#### [DATASET ENTRIES]

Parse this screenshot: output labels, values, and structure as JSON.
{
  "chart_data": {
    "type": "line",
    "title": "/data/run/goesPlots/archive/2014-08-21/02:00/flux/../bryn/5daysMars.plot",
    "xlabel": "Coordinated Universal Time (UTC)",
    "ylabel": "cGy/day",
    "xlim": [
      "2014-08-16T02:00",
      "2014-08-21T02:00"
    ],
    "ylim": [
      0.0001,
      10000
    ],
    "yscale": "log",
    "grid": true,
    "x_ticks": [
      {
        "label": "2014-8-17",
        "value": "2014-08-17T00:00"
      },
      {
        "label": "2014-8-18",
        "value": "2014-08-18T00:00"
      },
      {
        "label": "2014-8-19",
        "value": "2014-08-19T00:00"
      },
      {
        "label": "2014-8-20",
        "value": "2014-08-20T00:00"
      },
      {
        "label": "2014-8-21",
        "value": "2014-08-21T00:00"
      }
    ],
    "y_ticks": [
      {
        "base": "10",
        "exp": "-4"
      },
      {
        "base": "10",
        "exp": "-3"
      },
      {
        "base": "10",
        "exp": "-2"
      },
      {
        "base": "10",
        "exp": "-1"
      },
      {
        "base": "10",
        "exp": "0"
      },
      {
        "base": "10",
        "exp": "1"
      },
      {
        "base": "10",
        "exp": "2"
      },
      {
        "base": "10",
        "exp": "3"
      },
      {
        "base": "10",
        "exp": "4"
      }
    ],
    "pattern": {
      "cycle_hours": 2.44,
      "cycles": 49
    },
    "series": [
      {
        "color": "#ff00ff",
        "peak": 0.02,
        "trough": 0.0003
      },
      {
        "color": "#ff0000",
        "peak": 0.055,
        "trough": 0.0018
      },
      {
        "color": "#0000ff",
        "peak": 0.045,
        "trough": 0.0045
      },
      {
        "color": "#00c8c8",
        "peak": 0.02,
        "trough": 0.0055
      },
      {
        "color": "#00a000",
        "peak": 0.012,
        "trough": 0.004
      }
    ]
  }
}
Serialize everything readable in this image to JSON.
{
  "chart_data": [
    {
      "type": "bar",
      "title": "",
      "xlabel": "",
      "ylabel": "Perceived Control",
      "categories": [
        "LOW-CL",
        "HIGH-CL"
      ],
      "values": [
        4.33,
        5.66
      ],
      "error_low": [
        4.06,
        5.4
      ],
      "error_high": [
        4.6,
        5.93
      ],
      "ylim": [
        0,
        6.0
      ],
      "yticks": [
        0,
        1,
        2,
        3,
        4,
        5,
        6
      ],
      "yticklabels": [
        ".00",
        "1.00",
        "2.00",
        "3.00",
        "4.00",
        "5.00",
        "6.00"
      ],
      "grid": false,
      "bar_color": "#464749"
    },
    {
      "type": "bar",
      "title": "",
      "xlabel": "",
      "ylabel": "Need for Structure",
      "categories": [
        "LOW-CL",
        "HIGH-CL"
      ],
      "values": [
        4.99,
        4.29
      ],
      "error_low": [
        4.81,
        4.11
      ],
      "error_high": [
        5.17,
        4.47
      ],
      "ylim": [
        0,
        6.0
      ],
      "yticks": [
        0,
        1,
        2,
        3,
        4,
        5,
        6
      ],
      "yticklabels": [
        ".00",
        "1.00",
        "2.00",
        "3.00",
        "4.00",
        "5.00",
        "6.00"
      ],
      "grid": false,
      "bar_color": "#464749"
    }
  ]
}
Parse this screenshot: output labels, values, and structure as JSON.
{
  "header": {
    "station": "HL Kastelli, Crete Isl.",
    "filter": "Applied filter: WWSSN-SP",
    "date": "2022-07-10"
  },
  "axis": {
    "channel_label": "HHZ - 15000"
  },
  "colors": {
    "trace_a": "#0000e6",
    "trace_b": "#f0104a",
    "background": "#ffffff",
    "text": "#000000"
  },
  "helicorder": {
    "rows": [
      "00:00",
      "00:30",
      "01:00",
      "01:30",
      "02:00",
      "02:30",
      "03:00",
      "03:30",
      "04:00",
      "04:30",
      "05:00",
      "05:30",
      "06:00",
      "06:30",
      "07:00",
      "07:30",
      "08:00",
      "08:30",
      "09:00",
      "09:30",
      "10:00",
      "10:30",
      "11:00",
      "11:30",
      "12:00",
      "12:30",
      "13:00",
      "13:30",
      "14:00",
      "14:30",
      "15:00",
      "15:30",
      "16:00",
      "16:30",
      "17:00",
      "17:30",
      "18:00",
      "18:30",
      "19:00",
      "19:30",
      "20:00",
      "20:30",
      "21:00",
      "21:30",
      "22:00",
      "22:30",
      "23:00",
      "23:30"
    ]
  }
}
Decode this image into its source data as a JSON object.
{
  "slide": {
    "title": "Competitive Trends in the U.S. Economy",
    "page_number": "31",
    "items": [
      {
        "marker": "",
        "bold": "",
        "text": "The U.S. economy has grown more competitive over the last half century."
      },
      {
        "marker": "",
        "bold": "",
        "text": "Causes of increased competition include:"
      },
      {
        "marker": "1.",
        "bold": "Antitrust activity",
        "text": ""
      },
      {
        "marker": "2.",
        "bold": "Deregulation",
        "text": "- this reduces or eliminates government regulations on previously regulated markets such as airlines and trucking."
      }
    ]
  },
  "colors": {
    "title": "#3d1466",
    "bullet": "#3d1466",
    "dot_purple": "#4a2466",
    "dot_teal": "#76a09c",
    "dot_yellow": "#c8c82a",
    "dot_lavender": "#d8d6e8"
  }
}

#### [SET EXERCISE]
Where a line holds the string "title", copy that line.

#### [THE COMPLETED TASK]
    "title": "/data/run/goesPlots/archive/2014-08-21/02:00/flux/../bryn/5daysMars.plot",
      "title": "",
      "title": "",
    "title": "Competitive Trends in the U.S. Economy",
    "title": "#3d1466",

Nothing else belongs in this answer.